**Task brief:** Collect all lines containing the word "Standard" from the data.

[Records that describe figures]
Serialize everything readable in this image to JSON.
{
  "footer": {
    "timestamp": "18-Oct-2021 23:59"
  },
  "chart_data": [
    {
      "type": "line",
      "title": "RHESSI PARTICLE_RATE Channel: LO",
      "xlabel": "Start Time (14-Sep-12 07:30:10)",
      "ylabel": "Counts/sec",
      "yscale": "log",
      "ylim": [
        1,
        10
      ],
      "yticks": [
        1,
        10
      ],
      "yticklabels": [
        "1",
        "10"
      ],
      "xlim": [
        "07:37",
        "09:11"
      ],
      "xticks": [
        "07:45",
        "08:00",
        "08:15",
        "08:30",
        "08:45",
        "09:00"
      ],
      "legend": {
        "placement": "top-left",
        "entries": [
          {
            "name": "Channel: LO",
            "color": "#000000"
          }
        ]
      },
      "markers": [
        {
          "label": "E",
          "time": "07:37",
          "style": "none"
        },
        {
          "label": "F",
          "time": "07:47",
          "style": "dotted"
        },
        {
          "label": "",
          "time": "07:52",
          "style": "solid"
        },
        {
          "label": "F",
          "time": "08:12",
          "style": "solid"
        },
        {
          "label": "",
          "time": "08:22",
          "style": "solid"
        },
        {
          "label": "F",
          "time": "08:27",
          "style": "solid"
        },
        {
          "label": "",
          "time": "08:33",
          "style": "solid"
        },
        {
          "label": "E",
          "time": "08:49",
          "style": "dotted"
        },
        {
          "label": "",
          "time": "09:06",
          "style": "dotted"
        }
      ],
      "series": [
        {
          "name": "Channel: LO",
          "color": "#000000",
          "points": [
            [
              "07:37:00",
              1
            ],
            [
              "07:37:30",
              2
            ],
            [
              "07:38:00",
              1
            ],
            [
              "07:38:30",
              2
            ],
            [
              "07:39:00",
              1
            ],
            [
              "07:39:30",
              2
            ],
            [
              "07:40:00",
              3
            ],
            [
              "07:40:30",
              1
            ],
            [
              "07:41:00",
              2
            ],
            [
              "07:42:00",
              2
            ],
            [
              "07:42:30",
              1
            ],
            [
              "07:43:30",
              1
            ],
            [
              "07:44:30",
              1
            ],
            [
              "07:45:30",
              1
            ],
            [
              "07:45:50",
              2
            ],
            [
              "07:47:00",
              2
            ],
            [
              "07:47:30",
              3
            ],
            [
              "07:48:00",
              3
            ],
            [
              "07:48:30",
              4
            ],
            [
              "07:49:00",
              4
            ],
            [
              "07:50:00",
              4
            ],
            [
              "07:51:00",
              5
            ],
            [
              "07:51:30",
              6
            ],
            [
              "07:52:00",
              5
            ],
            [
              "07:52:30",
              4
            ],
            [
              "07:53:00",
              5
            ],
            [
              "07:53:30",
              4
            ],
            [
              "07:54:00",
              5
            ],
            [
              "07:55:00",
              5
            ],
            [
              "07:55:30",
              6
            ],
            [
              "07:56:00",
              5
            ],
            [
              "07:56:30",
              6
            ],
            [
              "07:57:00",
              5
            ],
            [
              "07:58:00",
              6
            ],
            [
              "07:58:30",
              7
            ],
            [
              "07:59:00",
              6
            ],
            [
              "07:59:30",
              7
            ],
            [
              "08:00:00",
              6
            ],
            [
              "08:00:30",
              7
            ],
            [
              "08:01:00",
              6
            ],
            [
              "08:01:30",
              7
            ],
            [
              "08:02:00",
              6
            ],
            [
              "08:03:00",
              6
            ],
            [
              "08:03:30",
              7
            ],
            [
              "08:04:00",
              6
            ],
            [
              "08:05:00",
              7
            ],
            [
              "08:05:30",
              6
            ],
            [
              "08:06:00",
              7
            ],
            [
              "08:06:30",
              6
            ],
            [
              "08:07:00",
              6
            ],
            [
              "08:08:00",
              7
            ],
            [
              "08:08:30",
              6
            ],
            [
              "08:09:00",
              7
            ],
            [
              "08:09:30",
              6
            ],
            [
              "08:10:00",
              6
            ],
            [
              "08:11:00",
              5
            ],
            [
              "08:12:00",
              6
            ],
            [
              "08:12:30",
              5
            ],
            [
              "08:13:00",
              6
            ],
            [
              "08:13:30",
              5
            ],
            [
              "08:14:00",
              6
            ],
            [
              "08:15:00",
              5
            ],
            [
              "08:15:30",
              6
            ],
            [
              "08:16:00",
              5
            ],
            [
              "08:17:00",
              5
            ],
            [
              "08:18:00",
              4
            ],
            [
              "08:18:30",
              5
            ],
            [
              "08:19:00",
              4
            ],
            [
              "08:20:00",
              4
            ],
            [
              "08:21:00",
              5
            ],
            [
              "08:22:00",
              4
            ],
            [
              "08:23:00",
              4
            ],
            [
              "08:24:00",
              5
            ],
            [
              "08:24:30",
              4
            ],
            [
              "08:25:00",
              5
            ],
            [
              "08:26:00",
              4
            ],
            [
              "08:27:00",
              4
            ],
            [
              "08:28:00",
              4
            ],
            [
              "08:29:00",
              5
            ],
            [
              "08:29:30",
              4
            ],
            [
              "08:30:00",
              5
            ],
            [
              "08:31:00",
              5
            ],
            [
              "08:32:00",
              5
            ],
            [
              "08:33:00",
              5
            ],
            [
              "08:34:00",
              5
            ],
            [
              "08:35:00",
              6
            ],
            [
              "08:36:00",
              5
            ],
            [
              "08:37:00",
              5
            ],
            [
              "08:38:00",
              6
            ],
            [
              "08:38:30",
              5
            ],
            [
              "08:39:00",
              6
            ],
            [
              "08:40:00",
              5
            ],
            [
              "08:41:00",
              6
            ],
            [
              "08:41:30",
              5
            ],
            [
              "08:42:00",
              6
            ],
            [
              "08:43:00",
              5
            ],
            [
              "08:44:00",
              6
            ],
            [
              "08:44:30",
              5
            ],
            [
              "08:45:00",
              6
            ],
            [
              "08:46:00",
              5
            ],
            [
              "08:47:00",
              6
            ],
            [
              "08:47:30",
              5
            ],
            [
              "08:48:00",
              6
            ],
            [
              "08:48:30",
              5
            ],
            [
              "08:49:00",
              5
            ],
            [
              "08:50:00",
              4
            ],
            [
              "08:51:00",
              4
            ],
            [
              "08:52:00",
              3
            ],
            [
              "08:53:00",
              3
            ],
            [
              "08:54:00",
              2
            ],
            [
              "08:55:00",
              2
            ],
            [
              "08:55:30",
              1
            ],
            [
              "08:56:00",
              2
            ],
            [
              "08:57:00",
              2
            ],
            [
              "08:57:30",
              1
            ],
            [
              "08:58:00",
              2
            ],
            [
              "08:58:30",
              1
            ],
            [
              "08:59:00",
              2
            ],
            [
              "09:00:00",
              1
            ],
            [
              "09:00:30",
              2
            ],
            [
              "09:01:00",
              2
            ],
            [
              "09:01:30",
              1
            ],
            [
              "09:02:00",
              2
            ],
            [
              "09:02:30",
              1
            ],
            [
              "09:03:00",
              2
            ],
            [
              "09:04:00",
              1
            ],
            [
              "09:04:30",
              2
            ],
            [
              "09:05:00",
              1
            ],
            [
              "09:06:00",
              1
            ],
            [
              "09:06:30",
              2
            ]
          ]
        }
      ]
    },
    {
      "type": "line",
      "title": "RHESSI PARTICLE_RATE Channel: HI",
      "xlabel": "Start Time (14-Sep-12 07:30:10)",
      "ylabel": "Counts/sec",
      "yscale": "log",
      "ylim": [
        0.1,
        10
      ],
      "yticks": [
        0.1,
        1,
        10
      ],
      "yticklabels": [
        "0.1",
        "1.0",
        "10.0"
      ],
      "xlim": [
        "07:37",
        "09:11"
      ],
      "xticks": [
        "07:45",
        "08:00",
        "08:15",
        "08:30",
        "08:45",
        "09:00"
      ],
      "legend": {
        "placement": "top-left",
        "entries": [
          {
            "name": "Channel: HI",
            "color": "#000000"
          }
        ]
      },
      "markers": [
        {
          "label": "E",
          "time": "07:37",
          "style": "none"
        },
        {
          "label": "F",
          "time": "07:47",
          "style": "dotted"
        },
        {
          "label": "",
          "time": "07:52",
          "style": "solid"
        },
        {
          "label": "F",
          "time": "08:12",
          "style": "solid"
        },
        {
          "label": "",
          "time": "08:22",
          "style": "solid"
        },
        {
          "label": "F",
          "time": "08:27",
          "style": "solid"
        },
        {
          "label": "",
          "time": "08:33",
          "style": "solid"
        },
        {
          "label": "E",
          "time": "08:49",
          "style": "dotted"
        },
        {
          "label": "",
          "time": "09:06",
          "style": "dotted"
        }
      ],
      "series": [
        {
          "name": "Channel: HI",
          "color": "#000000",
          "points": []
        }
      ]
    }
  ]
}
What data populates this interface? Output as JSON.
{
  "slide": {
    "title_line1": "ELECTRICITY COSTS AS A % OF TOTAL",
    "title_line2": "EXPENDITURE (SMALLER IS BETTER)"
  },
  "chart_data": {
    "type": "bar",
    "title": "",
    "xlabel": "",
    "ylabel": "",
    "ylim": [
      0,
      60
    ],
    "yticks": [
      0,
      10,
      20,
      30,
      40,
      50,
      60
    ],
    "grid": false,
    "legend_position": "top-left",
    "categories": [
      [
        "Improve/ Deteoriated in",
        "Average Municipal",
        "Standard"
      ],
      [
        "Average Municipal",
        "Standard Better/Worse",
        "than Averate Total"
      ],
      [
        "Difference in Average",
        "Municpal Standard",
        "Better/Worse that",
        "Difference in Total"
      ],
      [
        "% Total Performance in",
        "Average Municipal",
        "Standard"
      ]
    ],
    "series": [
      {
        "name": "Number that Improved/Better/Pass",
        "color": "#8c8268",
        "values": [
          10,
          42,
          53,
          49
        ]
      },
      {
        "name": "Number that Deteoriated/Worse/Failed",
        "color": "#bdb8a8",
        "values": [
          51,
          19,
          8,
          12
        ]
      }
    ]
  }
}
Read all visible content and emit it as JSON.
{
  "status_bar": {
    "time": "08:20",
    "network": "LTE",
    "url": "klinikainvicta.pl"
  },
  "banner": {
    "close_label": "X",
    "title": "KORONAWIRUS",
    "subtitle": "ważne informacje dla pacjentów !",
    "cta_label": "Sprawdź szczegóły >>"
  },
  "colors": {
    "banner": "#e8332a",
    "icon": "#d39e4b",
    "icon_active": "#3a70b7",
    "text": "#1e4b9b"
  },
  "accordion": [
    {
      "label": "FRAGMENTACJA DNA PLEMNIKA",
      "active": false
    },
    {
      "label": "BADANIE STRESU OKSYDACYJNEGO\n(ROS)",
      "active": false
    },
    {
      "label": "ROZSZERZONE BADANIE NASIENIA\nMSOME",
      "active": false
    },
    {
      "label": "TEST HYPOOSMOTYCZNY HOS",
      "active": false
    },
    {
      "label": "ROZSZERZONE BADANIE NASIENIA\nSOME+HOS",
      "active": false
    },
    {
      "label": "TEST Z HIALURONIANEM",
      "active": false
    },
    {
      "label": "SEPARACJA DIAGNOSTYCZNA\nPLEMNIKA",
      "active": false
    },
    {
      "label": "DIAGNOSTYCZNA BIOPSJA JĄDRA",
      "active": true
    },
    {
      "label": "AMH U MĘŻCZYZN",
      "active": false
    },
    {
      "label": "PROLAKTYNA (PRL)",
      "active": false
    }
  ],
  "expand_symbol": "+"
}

**Exercise response:**
        "Standard"
        "Standard Better/Worse",
        "Municpal Standard",
        "Standard"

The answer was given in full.